_THE EXERCISE_: Below is a block of records; repeat each one exactly.

[Start]

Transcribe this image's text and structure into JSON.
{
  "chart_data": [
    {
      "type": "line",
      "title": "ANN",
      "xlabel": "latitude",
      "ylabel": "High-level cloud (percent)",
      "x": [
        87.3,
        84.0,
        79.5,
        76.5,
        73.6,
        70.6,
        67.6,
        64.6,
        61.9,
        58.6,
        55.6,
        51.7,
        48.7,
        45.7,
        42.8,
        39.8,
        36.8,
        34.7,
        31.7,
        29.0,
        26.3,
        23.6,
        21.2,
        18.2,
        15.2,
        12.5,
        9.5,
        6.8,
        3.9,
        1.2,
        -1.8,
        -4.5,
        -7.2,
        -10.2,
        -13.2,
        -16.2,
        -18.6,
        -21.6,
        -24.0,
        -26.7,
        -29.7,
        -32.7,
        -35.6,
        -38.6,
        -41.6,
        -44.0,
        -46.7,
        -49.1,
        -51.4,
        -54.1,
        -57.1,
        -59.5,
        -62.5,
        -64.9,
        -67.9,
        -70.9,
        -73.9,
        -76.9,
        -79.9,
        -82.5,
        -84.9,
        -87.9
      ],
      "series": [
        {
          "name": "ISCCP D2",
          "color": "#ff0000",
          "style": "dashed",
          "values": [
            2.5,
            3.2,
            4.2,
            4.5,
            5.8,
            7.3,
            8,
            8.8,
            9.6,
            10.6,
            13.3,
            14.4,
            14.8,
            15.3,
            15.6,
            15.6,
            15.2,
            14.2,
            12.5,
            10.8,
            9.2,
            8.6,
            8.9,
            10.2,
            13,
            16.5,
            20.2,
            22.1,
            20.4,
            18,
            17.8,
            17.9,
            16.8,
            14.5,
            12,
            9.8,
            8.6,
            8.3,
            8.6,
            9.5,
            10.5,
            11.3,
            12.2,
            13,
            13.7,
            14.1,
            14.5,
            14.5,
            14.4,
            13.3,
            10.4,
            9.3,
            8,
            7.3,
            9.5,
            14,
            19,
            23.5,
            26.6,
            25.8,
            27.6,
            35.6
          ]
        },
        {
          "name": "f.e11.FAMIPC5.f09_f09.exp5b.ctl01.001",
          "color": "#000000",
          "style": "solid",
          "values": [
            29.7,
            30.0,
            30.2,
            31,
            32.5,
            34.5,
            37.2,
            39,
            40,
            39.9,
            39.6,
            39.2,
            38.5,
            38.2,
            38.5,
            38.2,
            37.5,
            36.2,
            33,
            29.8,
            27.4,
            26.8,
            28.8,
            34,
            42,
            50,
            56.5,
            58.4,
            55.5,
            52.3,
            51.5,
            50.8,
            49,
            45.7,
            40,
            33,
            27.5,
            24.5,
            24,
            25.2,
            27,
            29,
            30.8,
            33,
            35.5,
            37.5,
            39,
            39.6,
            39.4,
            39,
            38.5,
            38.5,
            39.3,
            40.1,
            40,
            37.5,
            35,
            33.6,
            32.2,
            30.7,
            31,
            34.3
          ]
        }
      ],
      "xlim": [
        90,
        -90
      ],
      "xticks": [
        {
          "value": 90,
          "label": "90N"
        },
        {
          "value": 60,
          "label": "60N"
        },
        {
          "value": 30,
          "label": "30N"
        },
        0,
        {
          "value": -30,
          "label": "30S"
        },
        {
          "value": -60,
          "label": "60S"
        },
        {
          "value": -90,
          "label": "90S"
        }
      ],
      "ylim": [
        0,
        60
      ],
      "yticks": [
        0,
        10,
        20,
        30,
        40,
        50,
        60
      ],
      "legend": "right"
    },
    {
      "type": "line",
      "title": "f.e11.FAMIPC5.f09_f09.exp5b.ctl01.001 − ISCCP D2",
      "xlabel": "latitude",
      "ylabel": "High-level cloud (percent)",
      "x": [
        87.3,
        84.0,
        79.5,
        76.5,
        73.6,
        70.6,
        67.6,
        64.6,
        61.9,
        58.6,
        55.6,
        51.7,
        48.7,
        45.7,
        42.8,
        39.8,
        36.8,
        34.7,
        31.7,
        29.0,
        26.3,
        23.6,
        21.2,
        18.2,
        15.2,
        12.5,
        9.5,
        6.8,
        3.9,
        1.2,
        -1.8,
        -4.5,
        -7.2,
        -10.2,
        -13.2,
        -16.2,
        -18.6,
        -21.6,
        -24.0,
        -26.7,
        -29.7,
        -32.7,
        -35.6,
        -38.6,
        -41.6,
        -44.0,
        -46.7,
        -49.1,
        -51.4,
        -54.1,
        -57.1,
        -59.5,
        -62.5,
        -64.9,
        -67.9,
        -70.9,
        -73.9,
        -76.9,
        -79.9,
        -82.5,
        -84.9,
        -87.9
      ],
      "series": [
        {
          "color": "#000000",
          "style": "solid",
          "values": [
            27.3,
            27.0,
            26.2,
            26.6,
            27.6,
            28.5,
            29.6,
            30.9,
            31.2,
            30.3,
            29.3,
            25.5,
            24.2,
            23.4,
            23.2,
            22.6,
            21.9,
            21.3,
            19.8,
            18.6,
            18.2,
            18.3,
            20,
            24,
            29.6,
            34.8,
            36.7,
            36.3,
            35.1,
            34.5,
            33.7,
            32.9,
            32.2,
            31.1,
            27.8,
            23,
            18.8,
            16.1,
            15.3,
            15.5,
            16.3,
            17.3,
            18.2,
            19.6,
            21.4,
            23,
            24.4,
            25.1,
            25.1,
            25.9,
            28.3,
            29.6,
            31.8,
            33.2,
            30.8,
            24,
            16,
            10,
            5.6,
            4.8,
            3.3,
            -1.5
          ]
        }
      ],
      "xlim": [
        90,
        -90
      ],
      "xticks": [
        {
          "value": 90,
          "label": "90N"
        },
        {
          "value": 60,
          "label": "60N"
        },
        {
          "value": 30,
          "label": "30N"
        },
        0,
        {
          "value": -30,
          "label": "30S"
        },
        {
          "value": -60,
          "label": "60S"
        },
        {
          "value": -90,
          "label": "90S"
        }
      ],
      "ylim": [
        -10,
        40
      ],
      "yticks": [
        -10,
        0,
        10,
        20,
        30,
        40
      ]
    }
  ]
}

[End]

_OUTPUT FOR THIS EXERCISE_:
Transcribe this image's text and structure into JSON.
{
  "chart_data": [
    {
      "type": "line",
      "title": "ANN",
      "xlabel": "latitude",
      "ylabel": "High-level cloud (percent)",
      "x": [
        87.3,
        84.0,
        79.5,
        76.5,
        73.6,
        70.6,
        67.6,
        64.6,
        61.9,
        58.6,
        55.6,
        51.7,
        48.7,
        45.7,
        42.8,
        39.8,
        36.8,
        34.7,
        31.7,
        29.0,
        26.3,
        23.6,
        21.2,
        18.2,
        15.2,
        12.5,
        9.5,
        6.8,
        3.9,
        1.2,
        -1.8,
        -4.5,
        -7.2,
        -10.2,
        -13.2,
        -16.2,
        -18.6,
        -21.6,
        -24.0,
        -26.7,
        -29.7,
        -32.7,
        -35.6,
        -38.6,
        -41.6,
        -44.0,
        -46.7,
        -49.1,
        -51.4,
        -54.1,
        -57.1,
        -59.5,
        -62.5,
        -64.9,
        -67.9,
        -70.9,
        -73.9,
        -76.9,
        -79.9,
        -82.5,
        -84.9,
        -87.9
      ],
      "series": [
        {
          "name": "ISCCP D2",
          "color": "#ff0000",
          "style": "dashed",
          "values": [
            2.5,
            3.2,
            4.2,
            4.5,
            5.8,
            7.3,
            8,
            8.8,
            9.6,
            10.6,
            13.3,
            14.4,
            14.8,
            15.3,
            15.6,
            15.6,
            15.2,
            14.2,
            12.5,
            10.8,
            9.2,
            8.6,
            8.9,
            10.2,
            13,
            16.5,
            20.2,
            22.1,
            20.4,
            18,
            17.8,
            17.9,
            16.8,
            14.5,
            12,
            9.8,
            8.6,
            8.3,
            8.6,
            9.5,
            10.5,
            11.3,
            12.2,
            13,
            13.7,
            14.1,
            14.5,
            14.5,
            14.4,
            13.3,
            10.4,
            9.3,
            8,
            7.3,
            9.5,
            14,
            19,
            23.5,
            26.6,
            25.8,
            27.6,
            35.6
          ]
        },
        {
          "name": "f.e11.FAMIPC5.f09_f09.exp5b.ctl01.001",
          "color": "#000000",
          "style": "solid",
          "values": [
            29.7,
            30.0,
            30.2,
            31,
            32.5,
            34.5,
            37.2,
            39,
            40,
            39.9,
            39.6,
            39.2,
            38.5,
            38.2,
            38.5,
            38.2,
            37.5,
            36.2,
            33,
            29.8,
            27.4,
            26.8,
            28.8,
            34,
            42,
            50,
            56.5,
            58.4,
            55.5,
            52.3,
            51.5,
            50.8,
            49,
            45.7,
            40,
            33,
            27.5,
            24.5,
            24,
            25.2,
            27,
            29,
            30.8,
            33,
            35.5,
            37.5,
            39,
            39.6,
            39.4,
            39,
            38.5,
            38.5,
            39.3,
            40.1,
            40,
            37.5,
            35,
            33.6,
            32.2,
            30.7,
            31,
            34.3
          ]
        }
      ],
      "xlim": [
        90,
        -90
      ],
      "xticks": [
        {
          "value": 90,
          "label": "90N"
        },
        {
          "value": 60,
          "label": "60N"
        },
        {
          "value": 30,
          "label": "30N"
        },
        0,
        {
          "value": -30,
          "label": "30S"
        },
        {
          "value": -60,
          "label": "60S"
        },
        {
          "value": -90,
          "label": "90S"
        }
      ],
      "ylim": [
        0,
        60
      ],
      "yticks": [
        0,
        10,
        20,
        30,
        40,
        50,
        60
      ],
      "legend": "right"
    },
    {
      "type": "line",
      "title": "f.e11.FAMIPC5.f09_f09.exp5b.ctl01.001 − ISCCP D2",
      "xlabel": "latitude",
      "ylabel": "High-level cloud (percent)",
      "x": [
        87.3,
        84.0,
        79.5,
        76.5,
        73.6,
        70.6,
        67.6,
        64.6,
        61.9,
        58.6,
        55.6,
        51.7,
        48.7,
        45.7,
        42.8,
        39.8,
        36.8,
        34.7,
        31.7,
        29.0,
        26.3,
        23.6,
        21.2,
        18.2,
        15.2,
        12.5,
        9.5,
        6.8,
        3.9,
        1.2,
        -1.8,
        -4.5,
        -7.2,
        -10.2,
        -13.2,
        -16.2,
        -18.6,
        -21.6,
        -24.0,
        -26.7,
        -29.7,
        -32.7,
        -35.6,
        -38.6,
        -41.6,
        -44.0,
        -46.7,
        -49.1,
        -51.4,
        -54.1,
        -57.1,
        -59.5,
        -62.5,
        -64.9,
        -67.9,
        -70.9,
        -73.9,
        -76.9,
        -79.9,
        -82.5,
        -84.9,
        -87.9
      ],
      "series": [
        {
          "color": "#000000",
          "style": "solid",
          "values": [
            27.3,
            27.0,
            26.2,
            26.6,
            27.6,
            28.5,
            29.6,
            30.9,
            31.2,
            30.3,
            29.3,
            25.5,
            24.2,
            23.4,
            23.2,
            22.6,
            21.9,
            21.3,
            19.8,
            18.6,
            18.2,
            18.3,
            20,
            24,
            29.6,
            34.8,
            36.7,
            36.3,
            35.1,
            34.5,
            33.7,
            32.9,
            32.2,
            31.1,
            27.8,
            23,
            18.8,
            16.1,
            15.3,
            15.5,
            16.3,
            17.3,
            18.2,
            19.6,
            21.4,
            23,
            24.4,
            25.1,
            25.1,
            25.9,
            28.3,
            29.6,
            31.8,
            33.2,
            30.8,
            24,
            16,
            10,
            5.6,
            4.8,
            3.3,
            -1.5
          ]
        }
      ],
      "xlim": [
        90,
        -90
      ],
      "xticks": [
        {
          "value": 90,
          "label": "90N"
        },
        {
          "value": 60,
          "label": "60N"
        },
        {
          "value": 30,
          "label": "30N"
        },
        0,
        {
          "value": -30,
          "label": "30S"
        },
        {
          "value": -60,
          "label": "60S"
        },
        {
          "value": -90,
          "label": "90S"
        }
      ],
      "ylim": [
        -10,
        40
      ],
      "yticks": [
        -10,
        0,
        10,
        20,
        30,
        40
      ]
    }
  ]
}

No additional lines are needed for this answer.